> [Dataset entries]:

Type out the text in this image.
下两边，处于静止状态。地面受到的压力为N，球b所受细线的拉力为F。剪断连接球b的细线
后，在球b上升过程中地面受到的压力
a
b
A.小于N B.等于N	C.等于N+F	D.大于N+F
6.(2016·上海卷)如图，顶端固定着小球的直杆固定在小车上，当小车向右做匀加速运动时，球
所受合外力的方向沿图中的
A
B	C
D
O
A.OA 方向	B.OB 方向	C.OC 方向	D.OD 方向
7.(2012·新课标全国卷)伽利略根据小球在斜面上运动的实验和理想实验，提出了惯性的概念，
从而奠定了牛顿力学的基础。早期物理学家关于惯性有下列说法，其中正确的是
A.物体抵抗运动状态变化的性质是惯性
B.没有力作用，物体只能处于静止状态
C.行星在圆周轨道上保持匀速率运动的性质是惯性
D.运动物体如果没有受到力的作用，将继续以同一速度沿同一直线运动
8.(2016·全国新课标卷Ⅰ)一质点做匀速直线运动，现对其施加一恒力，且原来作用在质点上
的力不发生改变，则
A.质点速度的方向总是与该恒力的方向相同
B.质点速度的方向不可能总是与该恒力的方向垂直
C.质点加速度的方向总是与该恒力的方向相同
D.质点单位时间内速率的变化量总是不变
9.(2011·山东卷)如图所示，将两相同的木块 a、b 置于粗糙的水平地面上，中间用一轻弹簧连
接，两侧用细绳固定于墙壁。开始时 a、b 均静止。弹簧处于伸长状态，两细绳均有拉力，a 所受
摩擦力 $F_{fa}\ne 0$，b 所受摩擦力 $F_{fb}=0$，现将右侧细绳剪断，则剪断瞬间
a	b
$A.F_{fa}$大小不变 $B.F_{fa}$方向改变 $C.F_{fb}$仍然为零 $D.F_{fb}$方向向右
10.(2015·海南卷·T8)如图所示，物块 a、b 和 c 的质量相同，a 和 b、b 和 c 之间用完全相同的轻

> [SET PROBLEM]:
Scan the listing above for the word "如图所示" and copy every line that holds it.

> [RESPONSE FOR THIS EXERCISE]:
9.(2011·山东卷)如图所示，将两相同的木块 a、b 置于粗糙的水平地面上，中间用一轻弹簧连
10.(2015·海南卷·T8)如图所示，物块 a、b 和 c 的质量相同，a 和 b、b 和 c 之间用完全相同的轻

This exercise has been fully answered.